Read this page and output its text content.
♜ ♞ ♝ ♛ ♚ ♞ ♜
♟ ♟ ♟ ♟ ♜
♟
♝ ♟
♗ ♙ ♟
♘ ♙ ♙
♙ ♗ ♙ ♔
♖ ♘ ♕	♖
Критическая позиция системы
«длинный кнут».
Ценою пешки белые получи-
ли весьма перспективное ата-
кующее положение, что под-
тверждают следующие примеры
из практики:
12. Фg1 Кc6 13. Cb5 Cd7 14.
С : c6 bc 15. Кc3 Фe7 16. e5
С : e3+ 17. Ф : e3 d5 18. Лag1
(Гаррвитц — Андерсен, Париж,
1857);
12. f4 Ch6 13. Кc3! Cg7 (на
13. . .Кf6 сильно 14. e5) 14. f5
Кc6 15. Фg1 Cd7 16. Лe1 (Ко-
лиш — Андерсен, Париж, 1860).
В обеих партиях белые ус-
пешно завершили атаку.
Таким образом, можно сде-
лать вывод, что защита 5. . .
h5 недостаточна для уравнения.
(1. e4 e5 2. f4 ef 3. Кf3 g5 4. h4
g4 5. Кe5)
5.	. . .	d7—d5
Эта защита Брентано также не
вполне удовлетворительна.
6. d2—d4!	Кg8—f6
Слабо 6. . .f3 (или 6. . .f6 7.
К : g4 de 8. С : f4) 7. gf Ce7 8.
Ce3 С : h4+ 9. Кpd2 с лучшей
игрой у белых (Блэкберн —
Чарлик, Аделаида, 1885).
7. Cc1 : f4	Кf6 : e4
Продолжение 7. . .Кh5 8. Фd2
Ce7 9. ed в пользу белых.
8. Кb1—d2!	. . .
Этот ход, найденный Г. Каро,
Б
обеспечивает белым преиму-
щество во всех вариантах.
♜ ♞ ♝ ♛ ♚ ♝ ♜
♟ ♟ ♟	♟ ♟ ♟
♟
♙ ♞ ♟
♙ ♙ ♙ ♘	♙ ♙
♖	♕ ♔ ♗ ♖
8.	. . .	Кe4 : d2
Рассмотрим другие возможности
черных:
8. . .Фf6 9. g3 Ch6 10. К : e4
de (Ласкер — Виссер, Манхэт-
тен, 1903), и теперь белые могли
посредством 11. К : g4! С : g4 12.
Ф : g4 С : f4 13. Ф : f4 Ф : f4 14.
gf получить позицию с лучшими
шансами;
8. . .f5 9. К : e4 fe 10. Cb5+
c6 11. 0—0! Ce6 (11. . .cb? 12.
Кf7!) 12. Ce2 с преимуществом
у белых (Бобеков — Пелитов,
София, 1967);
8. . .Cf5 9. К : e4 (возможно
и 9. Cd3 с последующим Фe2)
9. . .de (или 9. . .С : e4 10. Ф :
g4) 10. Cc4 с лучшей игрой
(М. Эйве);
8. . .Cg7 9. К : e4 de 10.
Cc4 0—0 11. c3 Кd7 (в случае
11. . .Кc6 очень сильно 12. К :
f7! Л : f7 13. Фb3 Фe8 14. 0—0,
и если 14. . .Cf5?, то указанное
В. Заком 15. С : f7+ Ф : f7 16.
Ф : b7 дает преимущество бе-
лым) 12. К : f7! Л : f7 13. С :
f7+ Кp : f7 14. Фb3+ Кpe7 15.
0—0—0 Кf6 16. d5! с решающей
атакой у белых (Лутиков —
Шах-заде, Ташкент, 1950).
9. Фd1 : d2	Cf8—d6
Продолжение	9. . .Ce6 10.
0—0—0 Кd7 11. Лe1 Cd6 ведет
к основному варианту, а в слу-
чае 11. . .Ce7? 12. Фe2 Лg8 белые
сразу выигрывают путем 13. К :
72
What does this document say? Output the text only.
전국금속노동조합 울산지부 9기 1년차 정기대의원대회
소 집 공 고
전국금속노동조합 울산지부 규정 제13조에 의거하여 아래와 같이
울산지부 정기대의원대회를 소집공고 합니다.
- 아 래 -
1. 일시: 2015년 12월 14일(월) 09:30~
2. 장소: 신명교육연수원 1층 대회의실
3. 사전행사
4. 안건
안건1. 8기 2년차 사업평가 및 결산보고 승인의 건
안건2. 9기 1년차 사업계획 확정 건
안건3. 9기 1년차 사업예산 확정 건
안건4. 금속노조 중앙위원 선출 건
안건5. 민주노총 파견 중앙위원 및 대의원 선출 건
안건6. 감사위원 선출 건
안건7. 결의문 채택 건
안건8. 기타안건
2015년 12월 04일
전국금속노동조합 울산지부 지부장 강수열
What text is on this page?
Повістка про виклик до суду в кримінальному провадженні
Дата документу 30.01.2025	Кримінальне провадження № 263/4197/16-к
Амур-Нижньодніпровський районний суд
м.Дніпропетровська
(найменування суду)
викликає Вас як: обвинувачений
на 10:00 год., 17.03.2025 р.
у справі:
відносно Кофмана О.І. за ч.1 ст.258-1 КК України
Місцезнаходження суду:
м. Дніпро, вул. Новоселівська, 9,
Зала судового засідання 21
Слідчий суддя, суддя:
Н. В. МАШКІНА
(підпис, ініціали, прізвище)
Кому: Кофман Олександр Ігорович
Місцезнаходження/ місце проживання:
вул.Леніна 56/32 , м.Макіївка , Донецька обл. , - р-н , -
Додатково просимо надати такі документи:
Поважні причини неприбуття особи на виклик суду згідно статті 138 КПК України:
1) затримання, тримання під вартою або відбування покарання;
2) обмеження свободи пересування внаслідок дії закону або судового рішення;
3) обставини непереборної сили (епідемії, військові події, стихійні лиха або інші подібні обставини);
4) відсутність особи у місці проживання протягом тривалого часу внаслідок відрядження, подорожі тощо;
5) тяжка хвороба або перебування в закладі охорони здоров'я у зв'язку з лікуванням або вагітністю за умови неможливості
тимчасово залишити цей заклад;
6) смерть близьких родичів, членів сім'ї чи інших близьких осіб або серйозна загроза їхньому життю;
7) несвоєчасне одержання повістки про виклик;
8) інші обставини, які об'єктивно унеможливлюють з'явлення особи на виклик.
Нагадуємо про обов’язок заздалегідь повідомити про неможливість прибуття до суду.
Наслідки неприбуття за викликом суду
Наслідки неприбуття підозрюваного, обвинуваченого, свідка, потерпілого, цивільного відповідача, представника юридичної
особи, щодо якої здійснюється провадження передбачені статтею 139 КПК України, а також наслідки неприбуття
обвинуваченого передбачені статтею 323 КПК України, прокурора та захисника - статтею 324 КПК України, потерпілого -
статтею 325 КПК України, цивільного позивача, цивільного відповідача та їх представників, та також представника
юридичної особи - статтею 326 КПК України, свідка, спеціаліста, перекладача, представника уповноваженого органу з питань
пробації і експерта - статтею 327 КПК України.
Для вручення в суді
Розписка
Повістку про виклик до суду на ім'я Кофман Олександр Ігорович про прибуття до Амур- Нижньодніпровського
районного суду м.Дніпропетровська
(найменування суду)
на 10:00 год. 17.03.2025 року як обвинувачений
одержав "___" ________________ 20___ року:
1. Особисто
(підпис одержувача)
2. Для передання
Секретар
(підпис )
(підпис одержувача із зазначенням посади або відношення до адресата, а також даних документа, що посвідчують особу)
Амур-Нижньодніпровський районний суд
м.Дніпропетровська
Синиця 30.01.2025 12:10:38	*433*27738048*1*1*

==============================

*EXERCISE AIM*. Write an exact transcription of every entry above.

*SOLUTION FOR THIS PROBLEM*.
Read this page and output its text content.
♜ ♞ ♝ ♛ ♚ ♞ ♜
♟ ♟ ♟ ♟ ♜
♟
♝ ♟
♗ ♙ ♟
♘ ♙ ♙
♙ ♗ ♙ ♔
♖ ♘ ♕	♖
Критическая позиция системы
«длинный кнут».
Ценою пешки белые получи-
ли весьма перспективное ата-
кующее положение, что под-
тверждают следующие примеры
из практики:
12. Фg1 Кc6 13. Cb5 Cd7 14.
С : c6 bc 15. Кc3 Фe7 16. e5
С : e3+ 17. Ф : e3 d5 18. Лag1
(Гаррвитц — Андерсен, Париж,
1857);
12. f4 Ch6 13. Кc3! Cg7 (на
13. . .Кf6 сильно 14. e5) 14. f5
Кc6 15. Фg1 Cd7 16. Лe1 (Ко-
лиш — Андерсен, Париж, 1860).
В обеих партиях белые ус-
пешно завершили атаку.
Таким образом, можно сде-
лать вывод, что защита 5. . .
h5 недостаточна для уравнения.
(1. e4 e5 2. f4 ef 3. Кf3 g5 4. h4
g4 5. Кe5)
5.	. . .	d7—d5
Эта защита Брентано также не
вполне удовлетворительна.
6. d2—d4!	Кg8—f6
Слабо 6. . .f3 (или 6. . .f6 7.
К : g4 de 8. С : f4) 7. gf Ce7 8.
Ce3 С : h4+ 9. Кpd2 с лучшей
игрой у белых (Блэкберн —
Чарлик, Аделаида, 1885).
7. Cc1 : f4	Кf6 : e4
Продолжение 7. . .Кh5 8. Фd2
Ce7 9. ed в пользу белых.
8. Кb1—d2!	. . .
Этот ход, найденный Г. Каро,
Б
обеспечивает белым преиму-
щество во всех вариантах.
♜ ♞ ♝ ♛ ♚ ♝ ♜
♟ ♟ ♟	♟ ♟ ♟
♟
♙ ♞ ♟
♙ ♙ ♙ ♘	♙ ♙
♖	♕ ♔ ♗ ♖
8.	. . .	Кe4 : d2
Рассмотрим другие возможности
черных:
8. . .Фf6 9. g3 Ch6 10. К : e4
de (Ласкер — Виссер, Манхэт-
тен, 1903), и теперь белые могли
посредством 11. К : g4! С : g4 12.
Ф : g4 С : f4 13. Ф : f4 Ф : f4 14.
gf получить позицию с лучшими
шансами;
8. . .f5 9. К : e4 fe 10. Cb5+
c6 11. 0—0! Ce6 (11. . .cb? 12.
Кf7!) 12. Ce2 с преимуществом
у белых (Бобеков — Пелитов,
София, 1967);
8. . .Cf5 9. К : e4 (возможно
и 9. Cd3 с последующим Фe2)
9. . .de (или 9. . .С : e4 10. Ф :
g4) 10. Cc4 с лучшей игрой
(М. Эйве);
8. . .Cg7 9. К : e4 de 10.
Cc4 0—0 11. c3 Кd7 (в случае
11. . .Кc6 очень сильно 12. К :
f7! Л : f7 13. Фb3 Фe8 14. 0—0,
и если 14. . .Cf5?, то указанное
В. Заком 15. С : f7+ Ф : f7 16.
Ф : b7 дает преимущество бе-
лым) 12. К : f7! Л : f7 13. С :
f7+ Кp : f7 14. Фb3+ Кpe7 15.
0—0—0 Кf6 16. d5! с решающей
атакой у белых (Лутиков —
Шах-заде, Ташкент, 1950).
9. Фd1 : d2	Cf8—d6
Продолжение	9. . .Ce6 10.
0—0—0 Кd7 11. Лe1 Cd6 ведет
к основному варианту, а в слу-
чае 11. . .Ce7? 12. Фe2 Лg8 белые
сразу выигрывают путем 13. К :
72
What does this document say? Output the text only.
전국금속노동조합 울산지부 9기 1년차 정기대의원대회
소 집 공 고
전국금속노동조합 울산지부 규정 제13조에 의거하여 아래와 같이
울산지부 정기대의원대회를 소집공고 합니다.
- 아 래 -
1. 일시: 2015년 12월 14일(월) 09:30~
2. 장소: 신명교육연수원 1층 대회의실
3. 사전행사
4. 안건
안건1. 8기 2년차 사업평가 및 결산보고 승인의 건
안건2. 9기 1년차 사업계획 확정 건
안건3. 9기 1년차 사업예산 확정 건
안건4. 금속노조 중앙위원 선출 건
안건5. 민주노총 파견 중앙위원 및 대의원 선출 건
안건6. 감사위원 선출 건
안건7. 결의문 채택 건
안건8. 기타안건
2015년 12월 04일
전국금속노동조합 울산지부 지부장 강수열
What text is on this page?
Повістка про виклик до суду в кримінальному провадженні
Дата документу 30.01.2025	Кримінальне провадження № 263/4197/16-к
Амур-Нижньодніпровський районний суд
м.Дніпропетровська
(найменування суду)
викликає Вас як: обвинувачений
на 10:00 год., 17.03.2025 р.
у справі:
відносно Кофмана О.І. за ч.1 ст.258-1 КК України
Місцезнаходження суду:
м. Дніпро, вул. Новоселівська, 9,
Зала судового засідання 21
Слідчий суддя, суддя:
Н. В. МАШКІНА
(підпис, ініціали, прізвище)
Кому: Кофман Олександр Ігорович
Місцезнаходження/ місце проживання:
вул.Леніна 56/32 , м.Макіївка , Донецька обл. , - р-н , -
Додатково просимо надати такі документи:
Поважні причини неприбуття особи на виклик суду згідно статті 138 КПК України:
1) затримання, тримання під вартою або відбування покарання;
2) обмеження свободи пересування внаслідок дії закону або судового рішення;
3) обставини непереборної сили (епідемії, військові події, стихійні лиха або інші подібні обставини);
4) відсутність особи у місці проживання протягом тривалого часу внаслідок відрядження, подорожі тощо;
5) тяжка хвороба або перебування в закладі охорони здоров'я у зв'язку з лікуванням або вагітністю за умови неможливості
тимчасово залишити цей заклад;
6) смерть близьких родичів, членів сім'ї чи інших близьких осіб або серйозна загроза їхньому життю;
7) несвоєчасне одержання повістки про виклик;
8) інші обставини, які об'єктивно унеможливлюють з'явлення особи на виклик.
Нагадуємо про обов’язок заздалегідь повідомити про неможливість прибуття до суду.
Наслідки неприбуття за викликом суду
Наслідки неприбуття підозрюваного, обвинуваченого, свідка, потерпілого, цивільного відповідача, представника юридичної
особи, щодо якої здійснюється провадження передбачені статтею 139 КПК України, а також наслідки неприбуття
обвинуваченого передбачені статтею 323 КПК України, прокурора та захисника - статтею 324 КПК України, потерпілого -
статтею 325 КПК України, цивільного позивача, цивільного відповідача та їх представників, та також представника
юридичної особи - статтею 326 КПК України, свідка, спеціаліста, перекладача, представника уповноваженого органу з питань
пробації і експерта - статтею 327 КПК України.
Для вручення в суді
Розписка
Повістку про виклик до суду на ім'я Кофман Олександр Ігорович про прибуття до Амур- Нижньодніпровського
районного суду м.Дніпропетровська
(найменування суду)
на 10:00 год. 17.03.2025 року як обвинувачений
одержав "___" ________________ 20___ року:
1. Особисто
(підпис одержувача)
2. Для передання
Секретар
(підпис )
(підпис одержувача із зазначенням посади або відношення до адресата, а також даних документа, що посвідчують особу)
Амур-Нижньодніпровський районний суд
м.Дніпропетровська
Синиця 30.01.2025 12:10:38	*433*27738048*1*1*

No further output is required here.